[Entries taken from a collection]
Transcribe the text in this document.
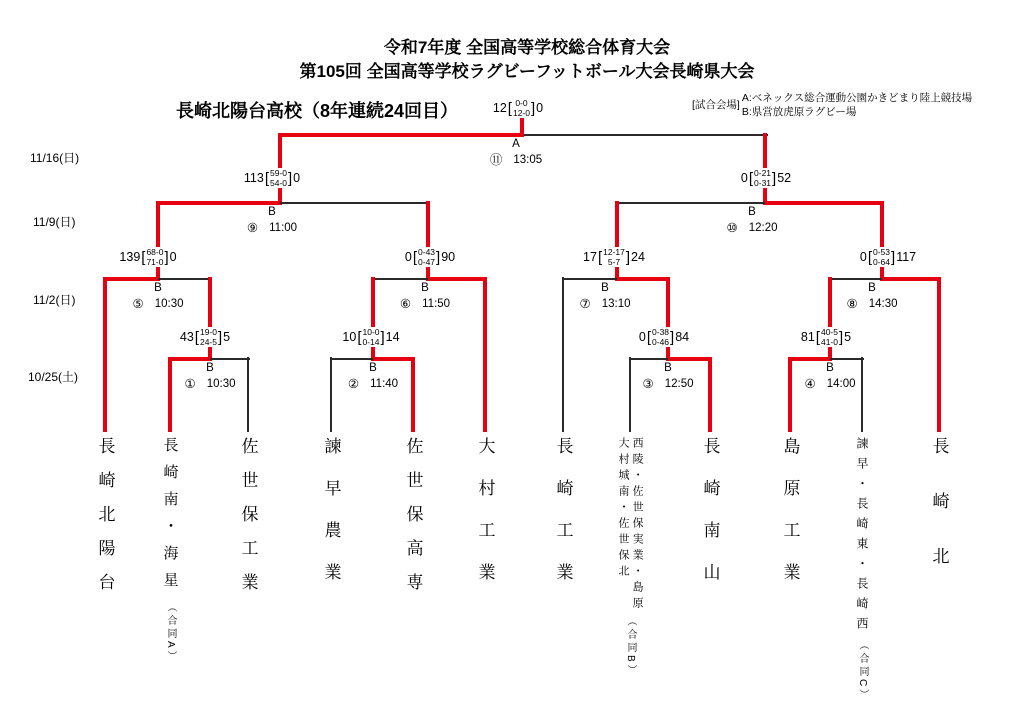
令和7年度 全国高等学校総合体育大会
第105回 全国高等学校ラグビーフットボール大会長崎県大会
長崎北陽台高校（8年連続24回目）	[試合会場]
A:ベネックス総合運動公園かきどまり陸上競技場
B:県営放虎原ラグビー場
11/16(日)
11/9(日)
11/2(日)
10/25(土)
43 [ 19-0
24-5 ] 5	10 [ 10-0
0-14 ] 14	0 [ 0-38
0-46 ] 84	81 [ 40-5
41-0 ] 5
139 [ 68-0
71-0 ] 0	0 [ 0-43
0-47 ] 90	17 [ 12-17
5-7 ] 24	0 [ 0-53
0-64 ] 117
113 [ 59-0
54-0 ] 0	0 [ 0-21
0-31 ] 52
12 [ 0-0
12-0 ] 0
B
① 10:30
B
② 11:40
B
③ 12:50
B
④ 14:00
B
⑤ 10:30
B
⑥ 11:50
B
⑦ 13:10
B
⑧ 14:30
B
⑨ 11:00
B
⑩ 12:20
A
⑪ 13:05
長崎北陽台	長崎南・海星
（合同A）
佐世保工業	諫早農業	佐世保高専	大村工業	長崎工業	西陵・佐世保実業・島原
大村城南・佐世保北
（合同B）
長崎南山	島原工業	諫早・長崎東・長崎西
（合同C）
長崎北
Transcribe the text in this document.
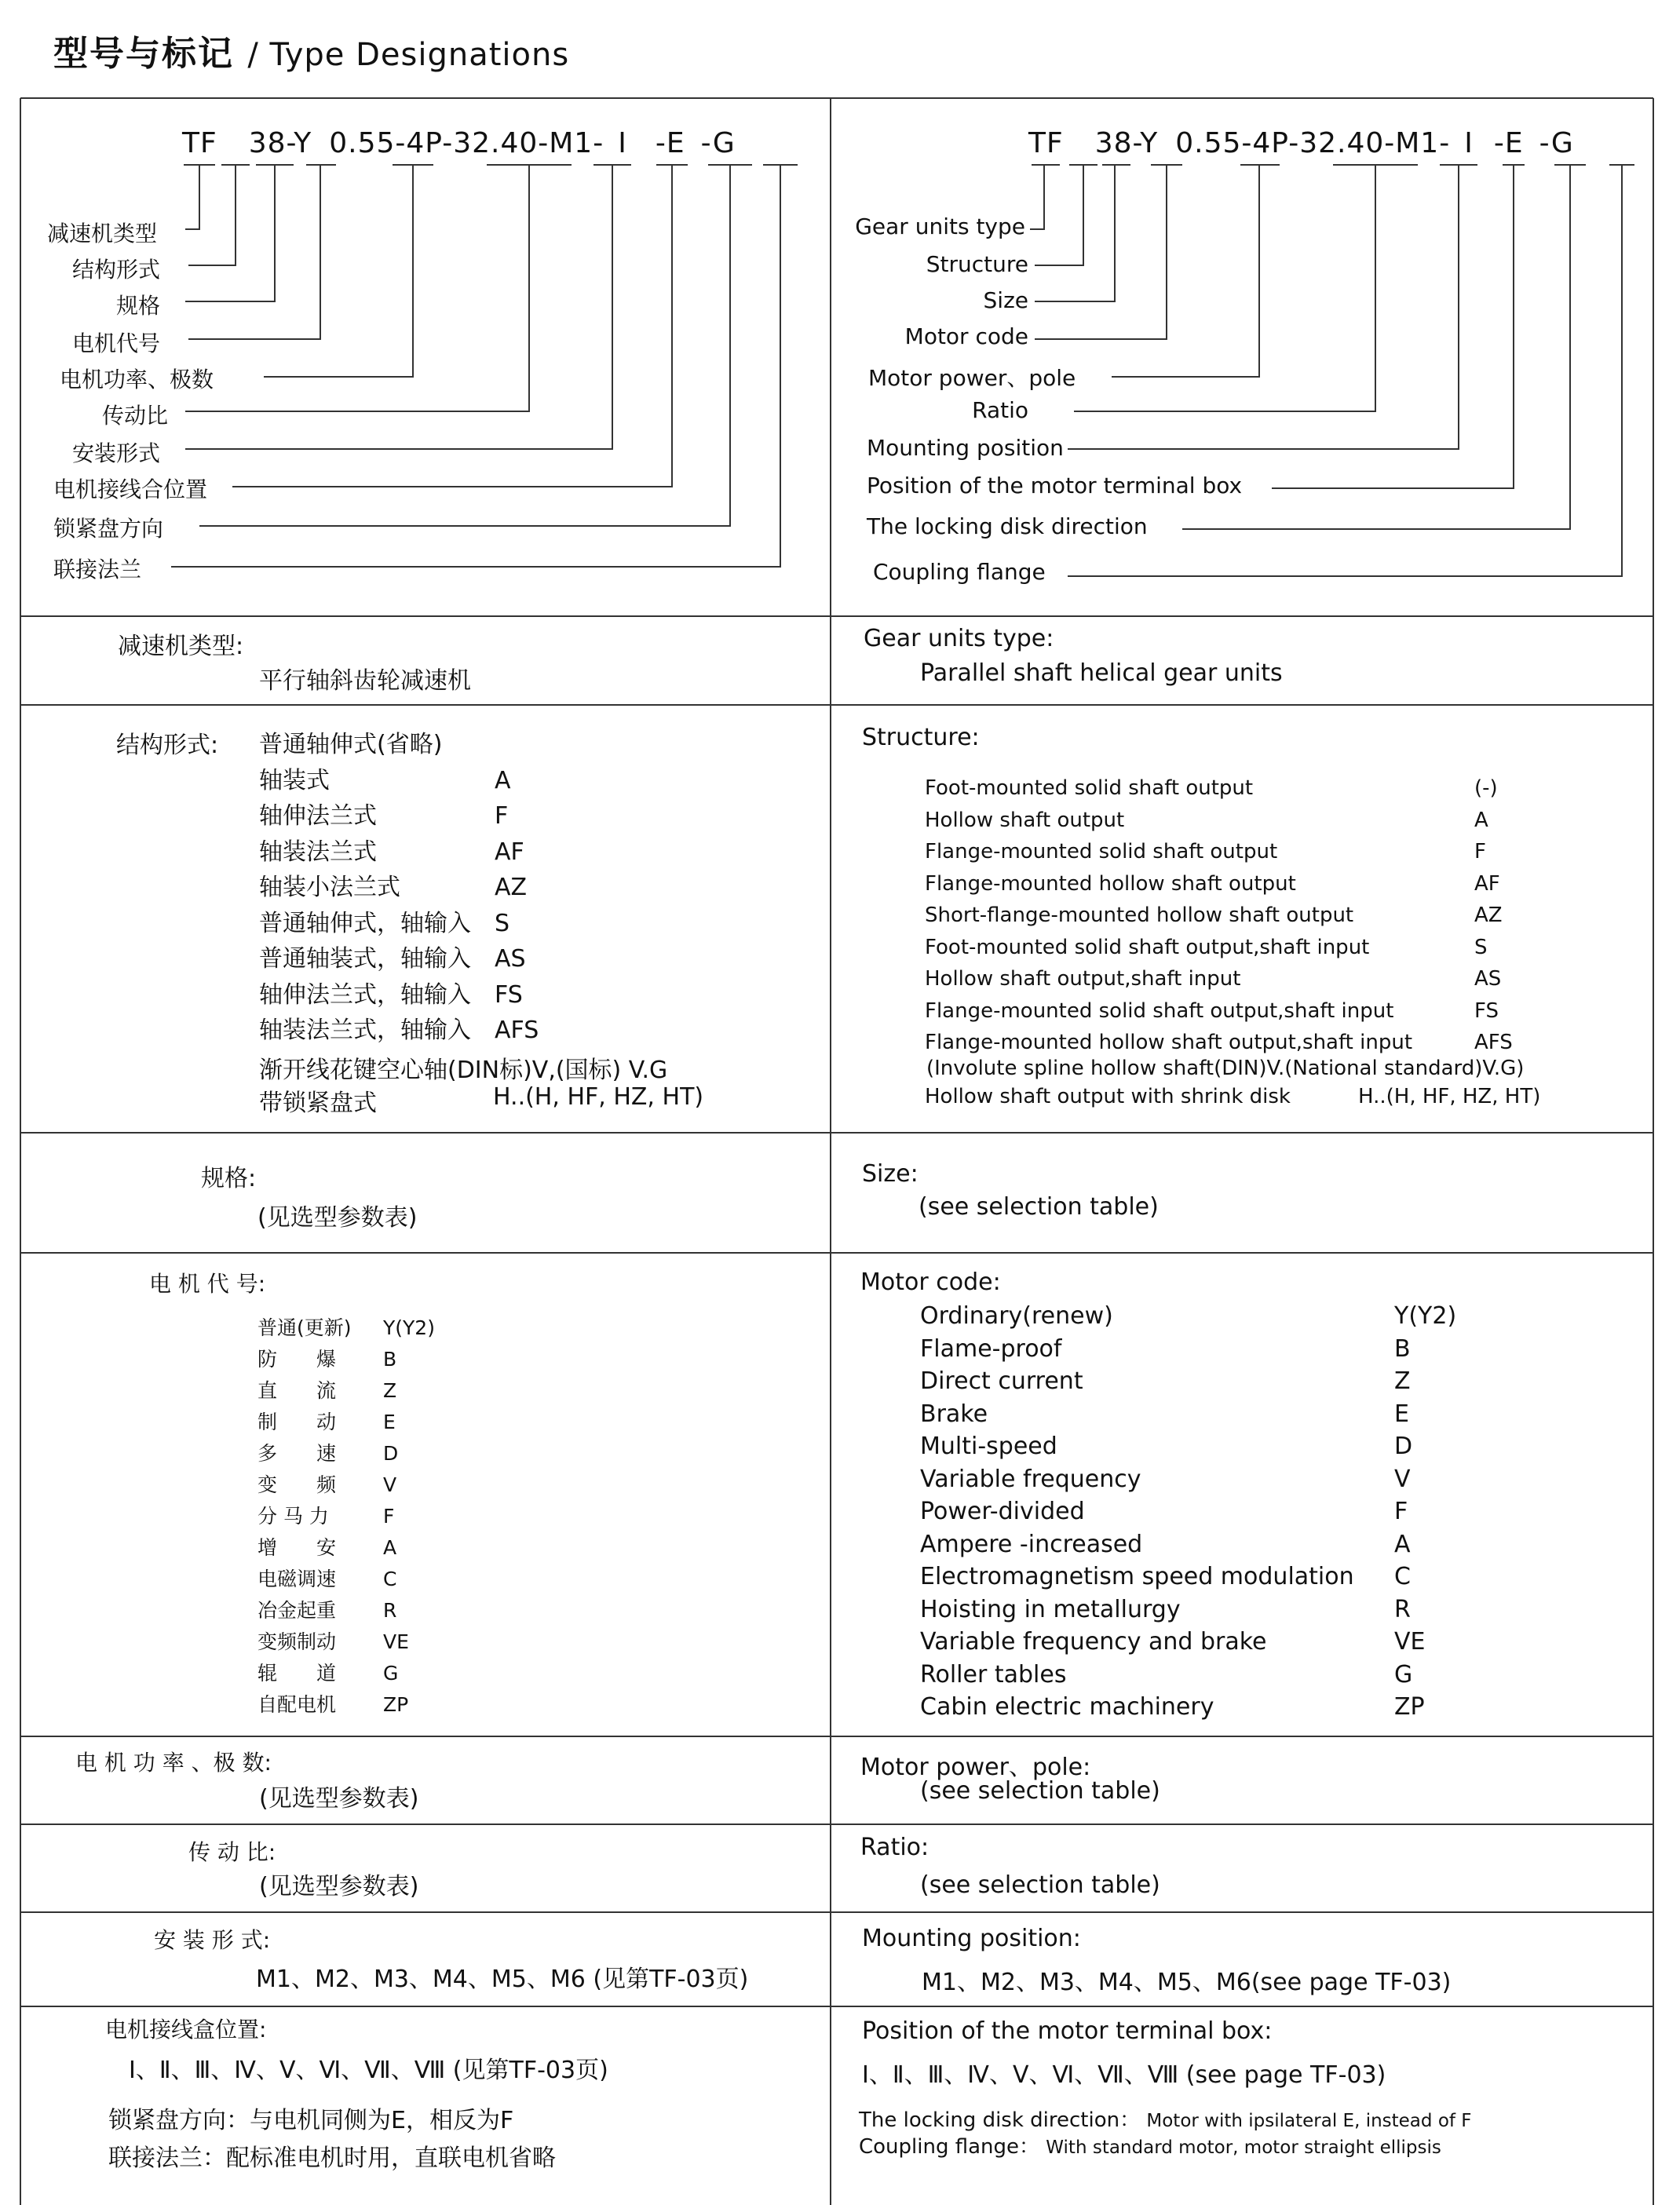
型号与标记 / Type Designations
TF 38-Y 0.55-4P-32.40-M1- Ⅰ -E -G	TF 38-Y 0.55-4P-32.40-M1- Ⅰ -E -G
减速机类型
结构形式
规格
电机代号
电机功率、极数
传动比
安装形式
电机接线合位置
锁紧盘方向
联接法兰
Gear units type
Structure
Size
Motor code
Motor power、pole
Ratio
Mounting position
Position of the motor terminal box
The locking disk direction
Coupling flange
减速机类型:
平行轴斜齿轮减速机
Gear units type:
Parallel shaft helical gear units
结构形式: 普通轴伸式(省略)
轴装式	A
轴伸法兰式	F
轴装法兰式	AF
轴装小法兰式	AZ
普通轴伸式，轴输入	S
普通轴装式，轴输入	AS
轴伸法兰式，轴输入	FS
轴装法兰式，轴输入	AFS
渐开线花键空心轴(DIN标)V,(国标) V.G
带锁紧盘式	H..(H, HF, HZ, HT)
Structure:
Foot-mounted solid shaft output	(-)
Hollow shaft output	A
Flange-mounted solid shaft output	F
Flange-mounted hollow shaft output	AF
Short-flange-mounted hollow shaft output	AZ
Foot-mounted solid shaft output,shaft input	S
Hollow shaft output,shaft input	AS
Flange-mounted solid shaft output,shaft input	FS
Flange-mounted hollow shaft output,shaft input	AFS
(Involute spline hollow shaft(DIN)V.(National standard)V.G)
Hollow shaft output with shrink disk	H..(H, HF, HZ, HT)
规格:
(见选型参数表)
Size:
(see selection table)
电 机 代 号:
普通(更新)	Y(Y2)
防　　爆	B
直　　流	Z
制　　动	E
多　　速	D
变　　频	V
分 马 力	F
增　　安	A
电磁调速	C
冶金起重	R
变频制动	VE
辊　　道	G
自配电机	ZP
Motor code:
Ordinary(renew)	Y(Y2)
Flame-proof	B
Direct current	Z
Brake	E
Multi-speed	D
Variable frequency	V
Power-divided	F
Ampere -increased	A
Electromagnetism speed modulation	C
Hoisting in metallurgy	R
Variable frequency and brake	VE
Roller tables	G
Cabin electric machinery	ZP
电 机 功 率 、极 数:
(见选型参数表)
Motor power、pole:
(see selection table)
传 动 比:
(见选型参数表)
Ratio:
(see selection table)
安 装 形 式:
M1、M2、M3、M4、M5、M6 (见第TF-03页)
Mounting position:
M1、M2、M3、M4、M5、M6(see page TF-03)
电机接线盒位置:
Ⅰ、Ⅱ、Ⅲ、Ⅳ、Ⅴ、Ⅵ、Ⅶ、Ⅷ (见第TF-03页)
锁紧盘方向：与电机同侧为E，相反为F
联接法兰：配标准电机时用，直联电机省略
Position of the motor terminal box:
Ⅰ、Ⅱ、Ⅲ、Ⅳ、Ⅴ、Ⅵ、Ⅶ、Ⅷ (see page TF-03)
The locking disk direction： Motor with ipsilateral E, instead of F
Coupling flange： With standard motor, motor straight ellipsis
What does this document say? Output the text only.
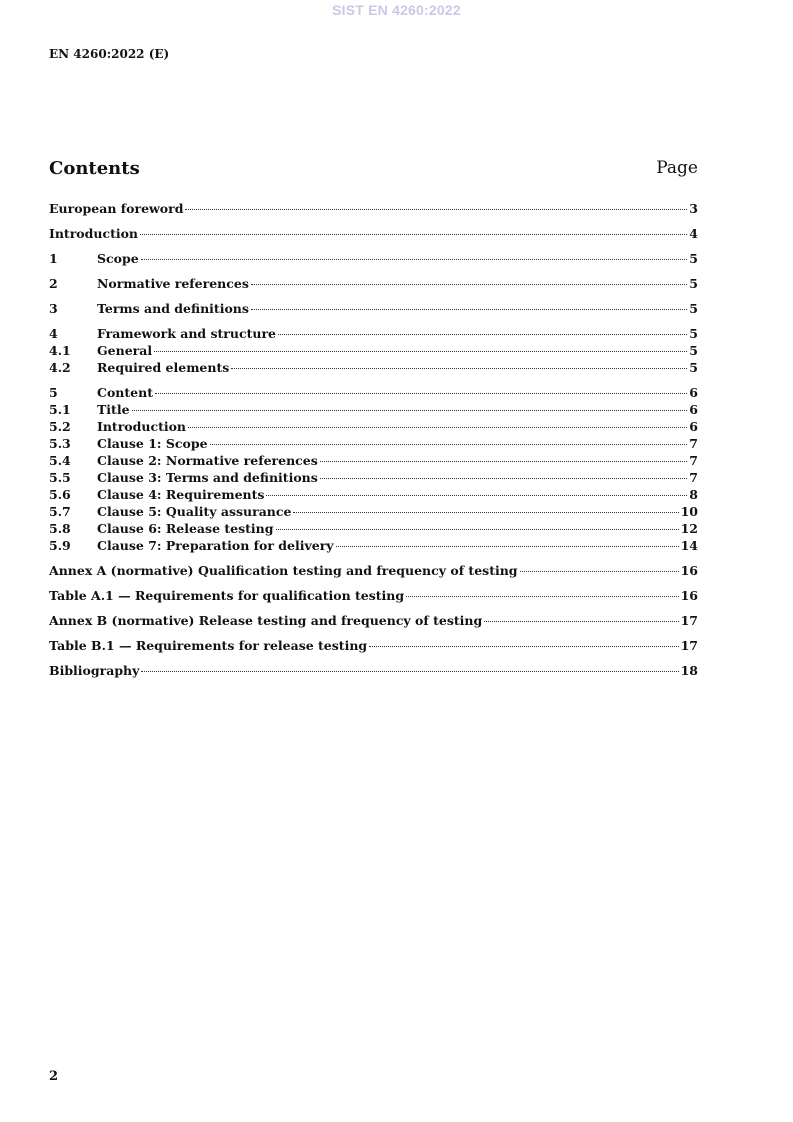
SIST EN 4260:2022
EN 4260:2022 (E)
Contents	Page
European foreword	3
Introduction	4
1	Scope	5
2	Normative references	5
3	Terms and definitions	5
4	Framework and structure	5
4.1	General	5
4.2	Required elements	5
5	Content	6
5.1	Title	6
5.2	Introduction	6
5.3	Clause 1: Scope	7
5.4	Clause 2: Normative references	7
5.5	Clause 3: Terms and definitions	7
5.6	Clause 4: Requirements	8
5.7	Clause 5: Quality assurance	10
5.8	Clause 6: Release testing	12
5.9	Clause 7: Preparation for delivery	14
Annex A (normative) Qualification testing and frequency of testing	16
Table A.1 — Requirements for qualification testing	16
Annex B (normative) Release testing and frequency of testing	17
Table B.1 — Requirements for release testing	17
Bibliography	18
2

§ To do: Find and copy every line in the entries above where the string "Requirements" occurs.

§ Response:
5.6	Clause 4: Requirements	8
Table A.1 — Requirements for qualification testing	16
Table B.1 — Requirements for release testing	17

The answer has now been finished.